#### REQUIRED WORK:
Only the number is wanted: tally the lines below that contain the word "Search".

#### TASK INPUT:
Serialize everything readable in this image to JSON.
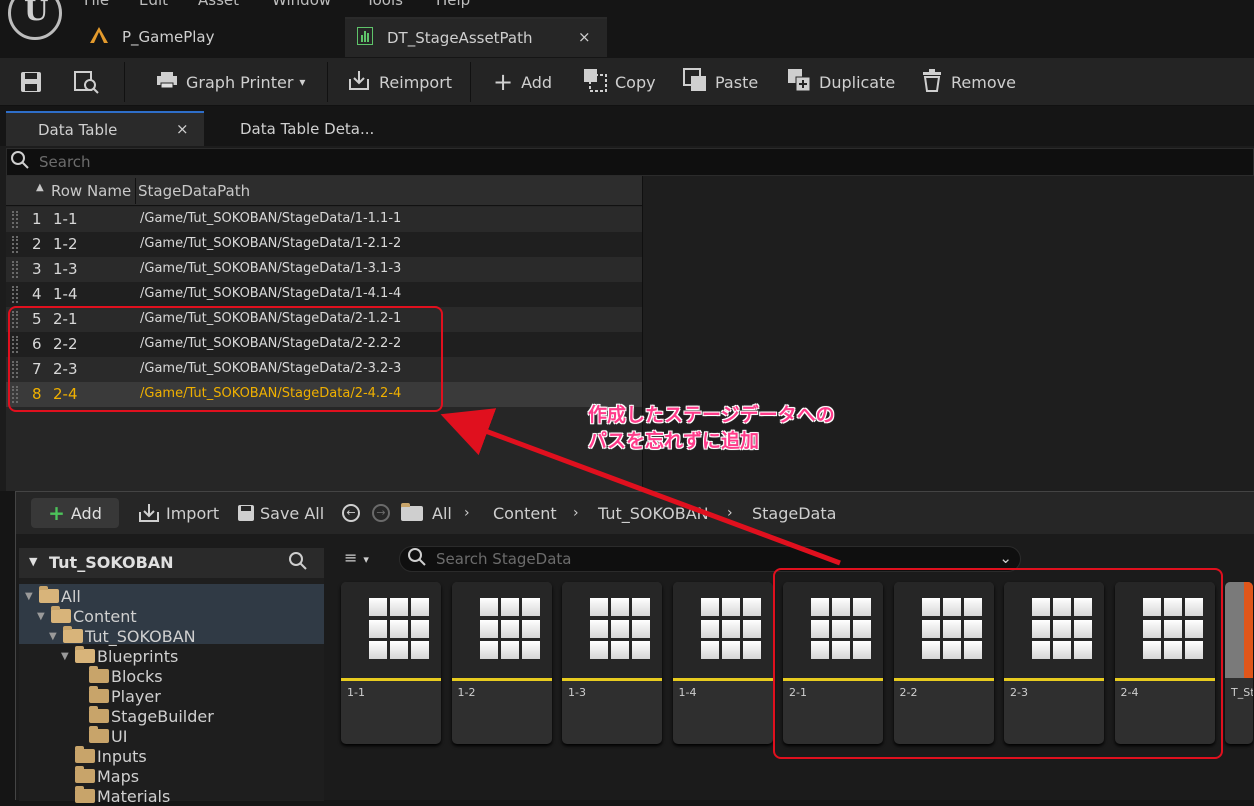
{
  "menu": [
    "File",
    "Edit",
    "Asset",
    "Window",
    "Tools",
    "Help"
  ],
  "tabs": [
    {
      "label": "P_GamePlay"
    },
    {
      "label": "DT_StageAssetPath",
      "close": "×"
    }
  ],
  "toolbar": {
    "graph_printer": "Graph Printer",
    "reimport": "Reimport",
    "add": "Add",
    "copy": "Copy",
    "paste": "Paste",
    "duplicate": "Duplicate",
    "remove": "Remove"
  },
  "panel_tabs": [
    {
      "label": "Data Table",
      "close": "×"
    },
    {
      "label": "Data Table Deta..."
    }
  ],
  "search_placeholder": "Search",
  "table": {
    "headers": [
      "Row Name",
      "StageDataPath"
    ],
    "rows": [
      {
        "index": "1",
        "name": "1-1",
        "path": "/Game/Tut_SOKOBAN/StageData/1-1.1-1"
      },
      {
        "index": "2",
        "name": "1-2",
        "path": "/Game/Tut_SOKOBAN/StageData/1-2.1-2"
      },
      {
        "index": "3",
        "name": "1-3",
        "path": "/Game/Tut_SOKOBAN/StageData/1-3.1-3"
      },
      {
        "index": "4",
        "name": "1-4",
        "path": "/Game/Tut_SOKOBAN/StageData/1-4.1-4"
      },
      {
        "index": "5",
        "name": "2-1",
        "path": "/Game/Tut_SOKOBAN/StageData/2-1.2-1"
      },
      {
        "index": "6",
        "name": "2-2",
        "path": "/Game/Tut_SOKOBAN/StageData/2-2.2-2"
      },
      {
        "index": "7",
        "name": "2-3",
        "path": "/Game/Tut_SOKOBAN/StageData/2-3.2-3"
      },
      {
        "index": "8",
        "name": "2-4",
        "path": "/Game/Tut_SOKOBAN/StageData/2-4.2-4"
      }
    ],
    "selected_color": "#f0b000"
  },
  "annotation": {
    "line1": "作成したステージデータへの",
    "line2": "パスを忘れずに追加",
    "color": "#ff3b8a",
    "highlight_color": "#e0101e"
  },
  "content_browser": {
    "add": "Add",
    "import": "Import",
    "save_all": "Save All",
    "breadcrumb": [
      "All",
      "Content",
      "Tut_SOKOBAN",
      "StageData"
    ],
    "tree_title": "Tut_SOKOBAN",
    "tree": [
      {
        "label": "All"
      },
      {
        "label": "Content"
      },
      {
        "label": "Tut_SOKOBAN"
      },
      {
        "label": "Blueprints"
      },
      {
        "label": "Blocks"
      },
      {
        "label": "Player"
      },
      {
        "label": "StageBuilder"
      },
      {
        "label": "UI"
      },
      {
        "label": "Inputs"
      },
      {
        "label": "Maps"
      },
      {
        "label": "Materials"
      }
    ],
    "search_placeholder": "Search StageData",
    "assets": [
      "1-1",
      "1-2",
      "1-3",
      "1-4",
      "2-1",
      "2-2",
      "2-3",
      "2-4",
      "T_St"
    ]
  }
}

#### RESPONSE:
2